Start TEXT PASSAGE

JP Morgan analyst Sylvia Barker stuck to her 'overweight' rating and price target of £32 compared with a price of £24.41 at the time of publication. The shares have dropped from £27.77 at the end of December.
"This is an interesting time to be considering the Experian investment case as the stock has de-rated while fundamentals look attractive," Barker said. "We believe fiscal 2022 should see strong organic growth … There are also several drivers for margin expansion."
Bank of America Merrill Lynch upped its price target on educational publisher Pearson and reiterated its 'overweight' rating following the release of its full-year results.
The bank, which hiked its price target to 895.0p from 770.0p, pointed to growing confidence in the mid-term outlook and peer group re-rating.
"Shares have rallied, but Pearson is poised for a sustained return to growth - the strategy update delivered an upbeat message on positioning and long-term outlook, and we see catalysts ahead as chief executive officer Andy Bird delivers on the direct-to-consumer strategy," ML said.
The bank said Pearson's new strategy looks set to deliver a return to sustained revenue and profit growth.
"We see an attractive recovery story not fully appreciated by current market valuation. We expect a turning point in the prospects for the North American Courseware division as it moves closer to completing a protracted transition to digital formats," said ML, which also noted that a new CEO and a strong balance sheet suggested scope for both acquisitions and disposals.

End TEXT PASSAGE

▶ _WHAT IS ASKED_: Reproduce the stretch of the passage on analyst ratings from "Bank of America" through "peer group re-rating.". The listing that comes next has no connection to the passage on analyst ratings.

Start RECORD EXCERPTS

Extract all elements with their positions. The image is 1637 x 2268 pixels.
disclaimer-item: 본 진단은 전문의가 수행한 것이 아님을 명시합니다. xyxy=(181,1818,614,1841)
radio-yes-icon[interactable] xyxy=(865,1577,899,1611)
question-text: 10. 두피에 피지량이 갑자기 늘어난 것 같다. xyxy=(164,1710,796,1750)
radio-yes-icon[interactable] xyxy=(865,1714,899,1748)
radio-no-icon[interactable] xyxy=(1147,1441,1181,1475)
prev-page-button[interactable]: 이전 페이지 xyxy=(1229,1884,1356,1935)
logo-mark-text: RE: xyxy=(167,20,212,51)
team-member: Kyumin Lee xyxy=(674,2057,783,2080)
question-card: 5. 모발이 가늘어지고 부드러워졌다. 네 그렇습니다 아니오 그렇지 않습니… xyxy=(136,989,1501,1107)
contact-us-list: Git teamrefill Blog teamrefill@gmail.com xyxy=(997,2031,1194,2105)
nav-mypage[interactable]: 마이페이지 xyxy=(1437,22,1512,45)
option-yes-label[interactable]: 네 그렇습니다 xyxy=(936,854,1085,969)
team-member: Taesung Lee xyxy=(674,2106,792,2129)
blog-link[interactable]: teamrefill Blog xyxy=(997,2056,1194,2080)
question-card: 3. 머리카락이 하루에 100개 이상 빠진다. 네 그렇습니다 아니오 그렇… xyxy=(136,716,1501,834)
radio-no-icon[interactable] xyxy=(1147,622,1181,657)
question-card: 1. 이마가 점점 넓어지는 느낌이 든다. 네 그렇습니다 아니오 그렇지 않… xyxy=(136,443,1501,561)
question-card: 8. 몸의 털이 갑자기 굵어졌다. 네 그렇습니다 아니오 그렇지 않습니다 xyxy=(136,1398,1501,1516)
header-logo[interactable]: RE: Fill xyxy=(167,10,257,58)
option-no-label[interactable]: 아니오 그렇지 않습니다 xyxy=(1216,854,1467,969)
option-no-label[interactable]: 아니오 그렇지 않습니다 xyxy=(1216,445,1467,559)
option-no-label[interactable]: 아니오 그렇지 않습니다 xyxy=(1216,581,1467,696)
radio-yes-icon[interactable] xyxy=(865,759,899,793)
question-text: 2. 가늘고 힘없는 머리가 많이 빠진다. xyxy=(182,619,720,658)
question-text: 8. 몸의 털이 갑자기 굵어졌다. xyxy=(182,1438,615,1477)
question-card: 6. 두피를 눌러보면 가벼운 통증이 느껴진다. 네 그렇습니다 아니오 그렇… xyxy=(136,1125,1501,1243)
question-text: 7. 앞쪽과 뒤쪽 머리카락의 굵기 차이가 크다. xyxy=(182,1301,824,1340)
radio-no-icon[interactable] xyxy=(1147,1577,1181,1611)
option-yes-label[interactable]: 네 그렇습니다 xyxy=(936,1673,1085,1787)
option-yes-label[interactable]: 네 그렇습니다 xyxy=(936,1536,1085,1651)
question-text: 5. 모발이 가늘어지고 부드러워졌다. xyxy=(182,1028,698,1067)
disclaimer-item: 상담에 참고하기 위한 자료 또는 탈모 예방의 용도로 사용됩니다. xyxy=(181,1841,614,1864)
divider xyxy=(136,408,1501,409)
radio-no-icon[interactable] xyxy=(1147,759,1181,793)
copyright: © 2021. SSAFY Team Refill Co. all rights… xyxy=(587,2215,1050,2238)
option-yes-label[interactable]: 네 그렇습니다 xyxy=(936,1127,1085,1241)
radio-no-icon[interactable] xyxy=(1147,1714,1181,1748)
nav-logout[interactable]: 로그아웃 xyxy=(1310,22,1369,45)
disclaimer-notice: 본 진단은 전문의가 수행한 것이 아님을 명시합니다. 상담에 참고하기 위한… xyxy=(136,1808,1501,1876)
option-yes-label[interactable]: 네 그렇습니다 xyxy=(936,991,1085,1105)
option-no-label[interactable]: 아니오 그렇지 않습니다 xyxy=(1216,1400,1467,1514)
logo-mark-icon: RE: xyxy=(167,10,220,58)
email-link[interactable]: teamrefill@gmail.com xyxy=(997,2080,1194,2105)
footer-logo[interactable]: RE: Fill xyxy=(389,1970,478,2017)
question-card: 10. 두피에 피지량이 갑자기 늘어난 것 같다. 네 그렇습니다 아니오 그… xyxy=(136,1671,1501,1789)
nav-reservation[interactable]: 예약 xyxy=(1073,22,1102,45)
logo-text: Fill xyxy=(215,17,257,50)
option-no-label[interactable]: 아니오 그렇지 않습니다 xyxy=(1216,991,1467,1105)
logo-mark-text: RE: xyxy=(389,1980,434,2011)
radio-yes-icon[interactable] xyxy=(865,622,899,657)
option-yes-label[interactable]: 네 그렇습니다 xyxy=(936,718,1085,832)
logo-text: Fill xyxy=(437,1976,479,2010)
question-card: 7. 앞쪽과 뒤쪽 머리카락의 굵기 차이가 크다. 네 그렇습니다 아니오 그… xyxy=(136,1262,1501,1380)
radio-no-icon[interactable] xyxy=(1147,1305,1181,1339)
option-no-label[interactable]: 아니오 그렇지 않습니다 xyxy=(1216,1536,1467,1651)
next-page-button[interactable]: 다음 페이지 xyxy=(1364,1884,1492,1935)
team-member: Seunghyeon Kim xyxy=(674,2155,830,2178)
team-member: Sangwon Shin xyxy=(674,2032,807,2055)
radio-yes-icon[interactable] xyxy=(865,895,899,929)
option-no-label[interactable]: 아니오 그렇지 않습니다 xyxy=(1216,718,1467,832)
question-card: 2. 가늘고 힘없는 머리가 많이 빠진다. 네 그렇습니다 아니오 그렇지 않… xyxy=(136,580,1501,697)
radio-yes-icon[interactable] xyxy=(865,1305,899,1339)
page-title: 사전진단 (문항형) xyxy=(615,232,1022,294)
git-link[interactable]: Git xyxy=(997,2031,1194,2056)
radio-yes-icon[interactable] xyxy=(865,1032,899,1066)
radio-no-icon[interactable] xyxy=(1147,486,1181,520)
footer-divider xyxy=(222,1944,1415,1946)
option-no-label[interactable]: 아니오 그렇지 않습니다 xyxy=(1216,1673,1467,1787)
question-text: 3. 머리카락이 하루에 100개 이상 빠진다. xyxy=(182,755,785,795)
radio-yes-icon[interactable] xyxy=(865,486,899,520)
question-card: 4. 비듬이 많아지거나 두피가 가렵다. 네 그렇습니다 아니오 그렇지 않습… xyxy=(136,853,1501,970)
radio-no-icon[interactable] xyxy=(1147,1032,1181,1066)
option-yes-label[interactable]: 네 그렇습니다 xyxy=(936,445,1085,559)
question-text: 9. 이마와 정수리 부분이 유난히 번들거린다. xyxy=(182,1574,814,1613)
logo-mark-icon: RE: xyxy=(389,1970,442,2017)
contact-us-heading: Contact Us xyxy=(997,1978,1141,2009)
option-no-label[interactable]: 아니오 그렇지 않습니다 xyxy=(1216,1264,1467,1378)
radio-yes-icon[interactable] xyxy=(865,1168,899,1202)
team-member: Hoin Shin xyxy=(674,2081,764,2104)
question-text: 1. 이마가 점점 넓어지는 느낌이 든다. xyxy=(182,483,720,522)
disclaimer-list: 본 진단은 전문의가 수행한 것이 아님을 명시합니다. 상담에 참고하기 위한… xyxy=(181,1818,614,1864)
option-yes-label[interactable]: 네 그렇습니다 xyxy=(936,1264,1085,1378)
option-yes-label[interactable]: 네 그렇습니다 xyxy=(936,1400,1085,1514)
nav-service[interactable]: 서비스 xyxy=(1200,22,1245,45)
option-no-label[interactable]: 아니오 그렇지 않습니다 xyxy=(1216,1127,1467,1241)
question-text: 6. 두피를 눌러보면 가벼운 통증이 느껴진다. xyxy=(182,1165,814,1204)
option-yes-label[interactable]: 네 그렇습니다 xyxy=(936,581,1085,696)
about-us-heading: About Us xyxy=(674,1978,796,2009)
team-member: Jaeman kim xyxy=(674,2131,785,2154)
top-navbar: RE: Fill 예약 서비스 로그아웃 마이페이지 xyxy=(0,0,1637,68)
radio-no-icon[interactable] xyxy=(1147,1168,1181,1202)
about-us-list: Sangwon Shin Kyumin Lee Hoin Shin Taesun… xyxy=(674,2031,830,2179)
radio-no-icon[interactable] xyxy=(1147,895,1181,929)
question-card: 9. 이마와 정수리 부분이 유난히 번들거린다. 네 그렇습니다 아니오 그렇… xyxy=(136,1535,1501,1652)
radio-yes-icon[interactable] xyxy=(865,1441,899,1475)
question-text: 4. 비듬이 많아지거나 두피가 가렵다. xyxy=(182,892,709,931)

End RECORD EXCERPTS

▶ _RESPONSE BELOW_:
Bank of America Merrill Lynch upped its price target on educational publisher Pearson and reiterated its 'overweight' rating following the release of its full-year results.
The bank, which hiked its price target to 895.0p from 770.0p, pointed to growing confidence in the mid-term outlook and peer group re-rating.